** START OF Exercise material **
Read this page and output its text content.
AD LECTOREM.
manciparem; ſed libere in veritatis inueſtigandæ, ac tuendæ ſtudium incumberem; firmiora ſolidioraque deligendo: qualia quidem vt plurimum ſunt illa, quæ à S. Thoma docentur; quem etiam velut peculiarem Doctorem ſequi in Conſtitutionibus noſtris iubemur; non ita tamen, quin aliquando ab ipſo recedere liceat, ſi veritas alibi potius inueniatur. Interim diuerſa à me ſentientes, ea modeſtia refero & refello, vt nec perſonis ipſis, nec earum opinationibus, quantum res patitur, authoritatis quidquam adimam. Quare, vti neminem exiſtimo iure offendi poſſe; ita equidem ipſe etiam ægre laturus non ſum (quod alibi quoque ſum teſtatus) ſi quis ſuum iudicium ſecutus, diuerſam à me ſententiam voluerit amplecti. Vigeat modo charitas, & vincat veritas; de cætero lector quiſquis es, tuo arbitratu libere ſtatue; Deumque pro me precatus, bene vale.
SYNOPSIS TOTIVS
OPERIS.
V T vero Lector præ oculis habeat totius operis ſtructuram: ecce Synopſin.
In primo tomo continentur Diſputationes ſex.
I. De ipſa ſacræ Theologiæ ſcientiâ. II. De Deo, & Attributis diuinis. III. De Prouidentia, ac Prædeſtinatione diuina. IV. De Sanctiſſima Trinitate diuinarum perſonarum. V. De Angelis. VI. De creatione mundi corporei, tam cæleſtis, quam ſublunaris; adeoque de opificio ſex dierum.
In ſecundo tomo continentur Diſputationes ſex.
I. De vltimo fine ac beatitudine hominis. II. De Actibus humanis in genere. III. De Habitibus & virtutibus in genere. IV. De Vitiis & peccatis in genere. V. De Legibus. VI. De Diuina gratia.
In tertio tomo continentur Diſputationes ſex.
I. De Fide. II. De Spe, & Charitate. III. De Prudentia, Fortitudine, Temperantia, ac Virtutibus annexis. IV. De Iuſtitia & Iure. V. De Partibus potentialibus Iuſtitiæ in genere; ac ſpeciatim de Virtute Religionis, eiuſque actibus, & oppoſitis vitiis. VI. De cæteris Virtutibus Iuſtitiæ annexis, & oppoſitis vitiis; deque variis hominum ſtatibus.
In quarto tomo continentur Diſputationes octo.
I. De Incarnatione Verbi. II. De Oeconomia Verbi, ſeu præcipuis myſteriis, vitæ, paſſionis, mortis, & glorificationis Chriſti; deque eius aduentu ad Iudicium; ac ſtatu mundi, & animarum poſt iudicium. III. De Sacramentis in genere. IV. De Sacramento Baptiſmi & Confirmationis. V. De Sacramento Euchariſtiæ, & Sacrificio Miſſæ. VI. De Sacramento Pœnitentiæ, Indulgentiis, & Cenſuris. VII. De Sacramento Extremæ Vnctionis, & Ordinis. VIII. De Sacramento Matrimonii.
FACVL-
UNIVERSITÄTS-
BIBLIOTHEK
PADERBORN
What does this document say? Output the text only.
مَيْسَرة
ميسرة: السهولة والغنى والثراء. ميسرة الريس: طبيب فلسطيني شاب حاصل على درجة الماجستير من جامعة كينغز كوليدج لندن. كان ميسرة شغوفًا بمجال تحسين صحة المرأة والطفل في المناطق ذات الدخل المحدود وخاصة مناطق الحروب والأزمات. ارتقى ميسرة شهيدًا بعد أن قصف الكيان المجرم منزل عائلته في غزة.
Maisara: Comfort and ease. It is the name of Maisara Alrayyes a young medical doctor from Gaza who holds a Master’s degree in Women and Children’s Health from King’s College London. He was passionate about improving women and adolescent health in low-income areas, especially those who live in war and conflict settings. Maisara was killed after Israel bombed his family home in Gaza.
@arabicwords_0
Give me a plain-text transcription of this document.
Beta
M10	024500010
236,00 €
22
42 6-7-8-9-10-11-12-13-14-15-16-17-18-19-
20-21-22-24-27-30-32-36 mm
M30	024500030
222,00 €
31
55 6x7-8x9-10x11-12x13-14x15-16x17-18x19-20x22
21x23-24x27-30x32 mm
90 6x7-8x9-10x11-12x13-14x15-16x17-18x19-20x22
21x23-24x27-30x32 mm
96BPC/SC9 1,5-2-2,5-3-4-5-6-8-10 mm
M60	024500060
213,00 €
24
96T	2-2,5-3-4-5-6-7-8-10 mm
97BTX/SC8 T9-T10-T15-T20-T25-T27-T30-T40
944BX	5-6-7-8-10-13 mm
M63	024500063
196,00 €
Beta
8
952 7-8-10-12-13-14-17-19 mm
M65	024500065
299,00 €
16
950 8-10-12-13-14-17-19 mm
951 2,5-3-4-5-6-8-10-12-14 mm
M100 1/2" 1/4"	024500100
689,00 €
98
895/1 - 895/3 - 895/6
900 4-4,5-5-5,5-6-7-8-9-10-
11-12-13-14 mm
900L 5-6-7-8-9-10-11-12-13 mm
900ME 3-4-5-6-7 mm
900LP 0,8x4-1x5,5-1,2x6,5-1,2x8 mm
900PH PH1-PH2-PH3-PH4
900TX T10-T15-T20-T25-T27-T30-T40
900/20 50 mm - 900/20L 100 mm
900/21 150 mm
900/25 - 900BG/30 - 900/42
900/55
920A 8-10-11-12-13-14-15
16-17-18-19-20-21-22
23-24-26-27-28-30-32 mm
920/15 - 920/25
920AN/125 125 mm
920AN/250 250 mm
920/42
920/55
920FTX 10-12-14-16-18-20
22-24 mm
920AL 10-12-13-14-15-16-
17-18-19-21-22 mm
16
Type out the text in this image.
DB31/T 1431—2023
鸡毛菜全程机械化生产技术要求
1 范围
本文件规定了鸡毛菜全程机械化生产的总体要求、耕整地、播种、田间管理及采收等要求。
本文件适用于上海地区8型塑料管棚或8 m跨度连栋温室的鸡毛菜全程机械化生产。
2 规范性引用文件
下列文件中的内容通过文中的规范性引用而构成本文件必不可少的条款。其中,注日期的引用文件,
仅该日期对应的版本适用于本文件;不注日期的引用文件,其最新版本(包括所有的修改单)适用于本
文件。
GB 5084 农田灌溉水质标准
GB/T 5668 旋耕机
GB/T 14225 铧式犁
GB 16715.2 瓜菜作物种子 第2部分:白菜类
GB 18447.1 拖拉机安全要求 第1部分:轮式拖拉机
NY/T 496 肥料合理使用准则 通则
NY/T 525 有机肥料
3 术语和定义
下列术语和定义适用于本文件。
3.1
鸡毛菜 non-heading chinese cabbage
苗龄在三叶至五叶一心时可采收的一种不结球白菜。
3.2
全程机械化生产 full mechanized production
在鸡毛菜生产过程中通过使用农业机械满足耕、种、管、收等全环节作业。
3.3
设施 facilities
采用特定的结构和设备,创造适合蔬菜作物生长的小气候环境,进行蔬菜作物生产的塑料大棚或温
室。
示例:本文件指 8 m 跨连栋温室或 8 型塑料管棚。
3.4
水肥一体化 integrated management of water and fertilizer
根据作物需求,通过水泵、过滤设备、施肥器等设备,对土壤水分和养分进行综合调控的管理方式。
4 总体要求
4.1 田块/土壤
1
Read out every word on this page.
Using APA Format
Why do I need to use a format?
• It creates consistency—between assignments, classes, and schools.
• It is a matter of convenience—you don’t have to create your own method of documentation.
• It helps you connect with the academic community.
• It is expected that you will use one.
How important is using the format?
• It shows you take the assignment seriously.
** END OF Exercise material **
The request → Gather all lines from the records above in which "tomo" appears.

Result of the exercise →
In primo tomo continentur Diſputationes ſex.
In ſecundo tomo continentur Diſputationes ſex.
In tertio tomo continentur Diſputationes ſex.
In quarto tomo continentur Diſputationes octo.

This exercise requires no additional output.